Could you give the data below again, exactly and completely?

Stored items
┄┄┄┄┄┄

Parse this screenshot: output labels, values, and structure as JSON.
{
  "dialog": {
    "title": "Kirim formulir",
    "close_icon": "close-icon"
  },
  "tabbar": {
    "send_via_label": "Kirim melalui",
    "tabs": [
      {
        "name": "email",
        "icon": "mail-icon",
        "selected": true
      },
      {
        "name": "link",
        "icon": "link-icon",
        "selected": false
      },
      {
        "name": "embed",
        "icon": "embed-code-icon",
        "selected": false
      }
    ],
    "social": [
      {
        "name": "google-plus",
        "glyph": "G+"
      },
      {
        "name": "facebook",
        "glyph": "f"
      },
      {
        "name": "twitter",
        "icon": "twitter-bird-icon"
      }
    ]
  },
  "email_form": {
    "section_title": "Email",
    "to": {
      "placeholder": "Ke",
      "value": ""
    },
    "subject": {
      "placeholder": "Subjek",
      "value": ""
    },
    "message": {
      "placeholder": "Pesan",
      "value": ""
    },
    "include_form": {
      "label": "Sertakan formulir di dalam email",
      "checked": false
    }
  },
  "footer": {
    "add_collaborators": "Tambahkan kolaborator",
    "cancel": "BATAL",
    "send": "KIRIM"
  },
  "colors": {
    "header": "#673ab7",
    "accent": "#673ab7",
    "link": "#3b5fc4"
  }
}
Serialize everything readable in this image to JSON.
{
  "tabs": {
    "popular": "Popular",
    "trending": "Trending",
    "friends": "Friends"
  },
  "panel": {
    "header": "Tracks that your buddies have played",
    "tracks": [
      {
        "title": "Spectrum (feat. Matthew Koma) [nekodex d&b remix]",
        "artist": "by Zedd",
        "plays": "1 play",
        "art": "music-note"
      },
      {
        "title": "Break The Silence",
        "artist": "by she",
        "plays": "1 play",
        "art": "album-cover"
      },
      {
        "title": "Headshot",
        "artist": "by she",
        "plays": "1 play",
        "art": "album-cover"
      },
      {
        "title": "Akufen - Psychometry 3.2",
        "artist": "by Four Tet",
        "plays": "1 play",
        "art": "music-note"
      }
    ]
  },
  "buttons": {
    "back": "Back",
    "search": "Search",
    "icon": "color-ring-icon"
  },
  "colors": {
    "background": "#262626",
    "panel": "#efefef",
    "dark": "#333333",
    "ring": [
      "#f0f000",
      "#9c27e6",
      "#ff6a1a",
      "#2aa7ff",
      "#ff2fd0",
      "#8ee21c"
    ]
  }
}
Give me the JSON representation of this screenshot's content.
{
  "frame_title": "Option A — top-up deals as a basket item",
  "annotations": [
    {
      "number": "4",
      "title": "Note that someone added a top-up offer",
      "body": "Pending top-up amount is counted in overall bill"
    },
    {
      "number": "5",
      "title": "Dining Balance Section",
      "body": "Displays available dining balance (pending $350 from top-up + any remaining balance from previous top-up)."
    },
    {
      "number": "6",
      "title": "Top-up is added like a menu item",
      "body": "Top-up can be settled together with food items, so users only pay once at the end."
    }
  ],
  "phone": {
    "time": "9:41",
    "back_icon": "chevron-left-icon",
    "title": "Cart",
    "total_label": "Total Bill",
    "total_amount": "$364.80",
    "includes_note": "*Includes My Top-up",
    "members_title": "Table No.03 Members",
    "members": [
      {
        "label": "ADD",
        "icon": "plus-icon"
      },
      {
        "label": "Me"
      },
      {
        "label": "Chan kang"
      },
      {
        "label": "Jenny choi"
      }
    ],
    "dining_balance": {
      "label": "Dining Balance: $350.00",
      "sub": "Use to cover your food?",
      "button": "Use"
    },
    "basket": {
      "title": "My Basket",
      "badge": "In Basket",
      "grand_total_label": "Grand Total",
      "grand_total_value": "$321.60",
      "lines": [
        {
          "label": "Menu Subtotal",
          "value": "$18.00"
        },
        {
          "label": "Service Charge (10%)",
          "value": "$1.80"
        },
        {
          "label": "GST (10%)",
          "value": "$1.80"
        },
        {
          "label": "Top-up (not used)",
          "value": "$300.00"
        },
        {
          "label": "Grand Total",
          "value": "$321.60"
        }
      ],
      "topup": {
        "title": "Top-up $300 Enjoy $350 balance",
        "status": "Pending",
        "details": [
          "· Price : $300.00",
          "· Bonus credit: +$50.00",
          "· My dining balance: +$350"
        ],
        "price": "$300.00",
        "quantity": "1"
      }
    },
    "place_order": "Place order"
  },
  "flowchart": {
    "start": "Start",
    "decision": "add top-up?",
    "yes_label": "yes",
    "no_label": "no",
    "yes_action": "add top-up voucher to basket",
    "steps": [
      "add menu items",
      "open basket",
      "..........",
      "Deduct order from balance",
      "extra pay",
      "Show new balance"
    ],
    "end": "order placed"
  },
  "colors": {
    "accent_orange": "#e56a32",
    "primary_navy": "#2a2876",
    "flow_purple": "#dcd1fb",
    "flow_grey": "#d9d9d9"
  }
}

┄┄┄┄┄┄

Worked answer
Parse this screenshot: output labels, values, and structure as JSON.
{
  "dialog": {
    "title": "Kirim formulir",
    "close_icon": "close-icon"
  },
  "tabbar": {
    "send_via_label": "Kirim melalui",
    "tabs": [
      {
        "name": "email",
        "icon": "mail-icon",
        "selected": true
      },
      {
        "name": "link",
        "icon": "link-icon",
        "selected": false
      },
      {
        "name": "embed",
        "icon": "embed-code-icon",
        "selected": false
      }
    ],
    "social": [
      {
        "name": "google-plus",
        "glyph": "G+"
      },
      {
        "name": "facebook",
        "glyph": "f"
      },
      {
        "name": "twitter",
        "icon": "twitter-bird-icon"
      }
    ]
  },
  "email_form": {
    "section_title": "Email",
    "to": {
      "placeholder": "Ke",
      "value": ""
    },
    "subject": {
      "placeholder": "Subjek",
      "value": ""
    },
    "message": {
      "placeholder": "Pesan",
      "value": ""
    },
    "include_form": {
      "label": "Sertakan formulir di dalam email",
      "checked": false
    }
  },
  "footer": {
    "add_collaborators": "Tambahkan kolaborator",
    "cancel": "BATAL",
    "send": "KIRIM"
  },
  "colors": {
    "header": "#673ab7",
    "accent": "#673ab7",
    "link": "#3b5fc4"
  }
}
Serialize everything readable in this image to JSON.
{
  "tabs": {
    "popular": "Popular",
    "trending": "Trending",
    "friends": "Friends"
  },
  "panel": {
    "header": "Tracks that your buddies have played",
    "tracks": [
      {
        "title": "Spectrum (feat. Matthew Koma) [nekodex d&b remix]",
        "artist": "by Zedd",
        "plays": "1 play",
        "art": "music-note"
      },
      {
        "title": "Break The Silence",
        "artist": "by she",
        "plays": "1 play",
        "art": "album-cover"
      },
      {
        "title": "Headshot",
        "artist": "by she",
        "plays": "1 play",
        "art": "album-cover"
      },
      {
        "title": "Akufen - Psychometry 3.2",
        "artist": "by Four Tet",
        "plays": "1 play",
        "art": "music-note"
      }
    ]
  },
  "buttons": {
    "back": "Back",
    "search": "Search",
    "icon": "color-ring-icon"
  },
  "colors": {
    "background": "#262626",
    "panel": "#efefef",
    "dark": "#333333",
    "ring": [
      "#f0f000",
      "#9c27e6",
      "#ff6a1a",
      "#2aa7ff",
      "#ff2fd0",
      "#8ee21c"
    ]
  }
}
Give me the JSON representation of this screenshot's content.
{
  "frame_title": "Option A — top-up deals as a basket item",
  "annotations": [
    {
      "number": "4",
      "title": "Note that someone added a top-up offer",
      "body": "Pending top-up amount is counted in overall bill"
    },
    {
      "number": "5",
      "title": "Dining Balance Section",
      "body": "Displays available dining balance (pending $350 from top-up + any remaining balance from previous top-up)."
    },
    {
      "number": "6",
      "title": "Top-up is added like a menu item",
      "body": "Top-up can be settled together with food items, so users only pay once at the end."
    }
  ],
  "phone": {
    "time": "9:41",
    "back_icon": "chevron-left-icon",
    "title": "Cart",
    "total_label": "Total Bill",
    "total_amount": "$364.80",
    "includes_note": "*Includes My Top-up",
    "members_title": "Table No.03 Members",
    "members": [
      {
        "label": "ADD",
        "icon": "plus-icon"
      },
      {
        "label": "Me"
      },
      {
        "label": "Chan kang"
      },
      {
        "label": "Jenny choi"
      }
    ],
    "dining_balance": {
      "label": "Dining Balance: $350.00",
      "sub": "Use to cover your food?",
      "button": "Use"
    },
    "basket": {
      "title": "My Basket",
      "badge": "In Basket",
      "grand_total_label": "Grand Total",
      "grand_total_value": "$321.60",
      "lines": [
        {
          "label": "Menu Subtotal",
          "value": "$18.00"
        },
        {
          "label": "Service Charge (10%)",
          "value": "$1.80"
        },
        {
          "label": "GST (10%)",
          "value": "$1.80"
        },
        {
          "label": "Top-up (not used)",
          "value": "$300.00"
        },
        {
          "label": "Grand Total",
          "value": "$321.60"
        }
      ],
      "topup": {
        "title": "Top-up $300 Enjoy $350 balance",
        "status": "Pending",
        "details": [
          "· Price : $300.00",
          "· Bonus credit: +$50.00",
          "· My dining balance: +$350"
        ],
        "price": "$300.00",
        "quantity": "1"
      }
    },
    "place_order": "Place order"
  },
  "flowchart": {
    "start": "Start",
    "decision": "add top-up?",
    "yes_label": "yes",
    "no_label": "no",
    "yes_action": "add top-up voucher to basket",
    "steps": [
      "add menu items",
      "open basket",
      "..........",
      "Deduct order from balance",
      "extra pay",
      "Show new balance"
    ],
    "end": "order placed"
  },
  "colors": {
    "accent_orange": "#e56a32",
    "primary_navy": "#2a2876",
    "flow_purple": "#dcd1fb",
    "flow_grey": "#d9d9d9"
  }
}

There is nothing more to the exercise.